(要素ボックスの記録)
········
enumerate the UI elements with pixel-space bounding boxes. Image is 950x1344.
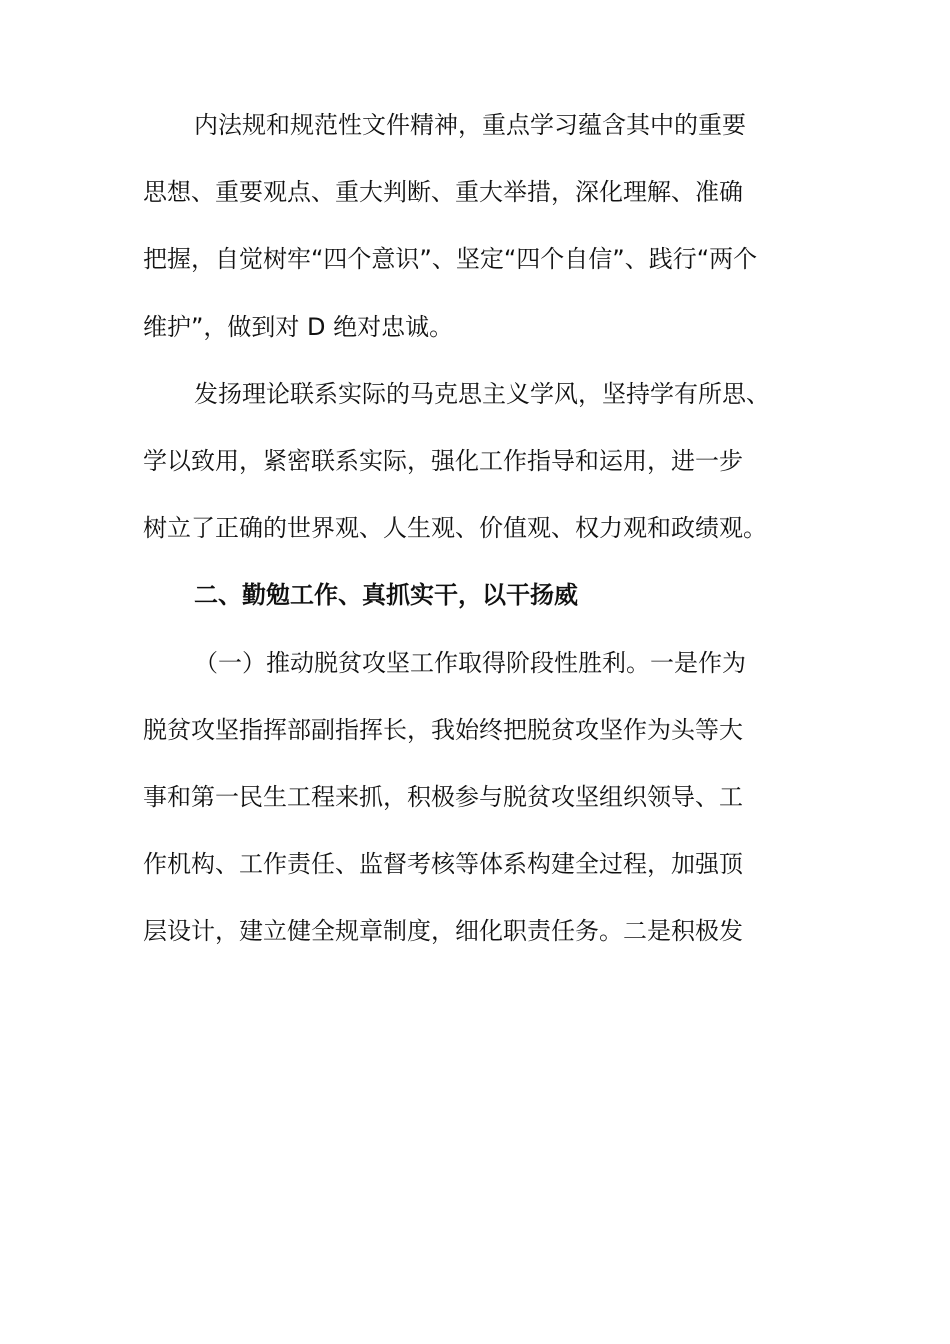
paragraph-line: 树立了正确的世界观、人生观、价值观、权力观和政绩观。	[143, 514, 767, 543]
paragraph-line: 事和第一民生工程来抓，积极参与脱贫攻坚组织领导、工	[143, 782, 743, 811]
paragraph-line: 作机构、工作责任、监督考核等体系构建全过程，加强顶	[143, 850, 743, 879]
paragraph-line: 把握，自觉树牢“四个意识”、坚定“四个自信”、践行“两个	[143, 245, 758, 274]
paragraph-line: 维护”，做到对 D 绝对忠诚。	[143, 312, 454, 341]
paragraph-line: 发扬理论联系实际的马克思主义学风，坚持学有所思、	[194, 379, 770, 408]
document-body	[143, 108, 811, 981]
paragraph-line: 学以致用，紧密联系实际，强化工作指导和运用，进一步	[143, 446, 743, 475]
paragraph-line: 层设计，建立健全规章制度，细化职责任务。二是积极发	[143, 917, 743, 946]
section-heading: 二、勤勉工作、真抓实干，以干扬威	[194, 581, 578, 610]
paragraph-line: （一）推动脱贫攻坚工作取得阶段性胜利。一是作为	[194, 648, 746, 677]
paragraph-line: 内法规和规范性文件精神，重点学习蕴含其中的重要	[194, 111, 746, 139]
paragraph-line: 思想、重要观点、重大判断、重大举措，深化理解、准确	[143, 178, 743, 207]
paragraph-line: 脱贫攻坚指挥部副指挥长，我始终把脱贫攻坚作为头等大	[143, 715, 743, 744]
········
* [作業内容]:
上の行を、画像を除いてすべてそのまま出力すること。

* [この問題の解答]:
enumerate the UI elements with pixel-space bounding boxes. Image is 950x1344.
paragraph-line: 树立了正确的世界观、人生观、价值观、权力观和政绩观。	[143, 514, 767, 543]
paragraph-line: 事和第一民生工程来抓，积极参与脱贫攻坚组织领导、工	[143, 782, 743, 811]
paragraph-line: 作机构、工作责任、监督考核等体系构建全过程，加强顶	[143, 850, 743, 879]
paragraph-line: 把握，自觉树牢“四个意识”、坚定“四个自信”、践行“两个	[143, 245, 758, 274]
paragraph-line: 维护”，做到对 D 绝对忠诚。	[143, 312, 454, 341]
paragraph-line: 发扬理论联系实际的马克思主义学风，坚持学有所思、	[194, 379, 770, 408]
document-body	[143, 108, 811, 981]
paragraph-line: 学以致用，紧密联系实际，强化工作指导和运用，进一步	[143, 446, 743, 475]
paragraph-line: 层设计，建立健全规章制度，细化职责任务。二是积极发	[143, 917, 743, 946]
section-heading: 二、勤勉工作、真抓实干，以干扬威	[194, 581, 578, 610]
paragraph-line: （一）推动脱贫攻坚工作取得阶段性胜利。一是作为	[194, 648, 746, 677]
paragraph-line: 内法规和规范性文件精神，重点学习蕴含其中的重要	[194, 111, 746, 139]
paragraph-line: 思想、重要观点、重大判断、重大举措，深化理解、准确	[143, 178, 743, 207]
paragraph-line: 脱贫攻坚指挥部副指挥长，我始终把脱贫攻坚作为头等大	[143, 715, 743, 744]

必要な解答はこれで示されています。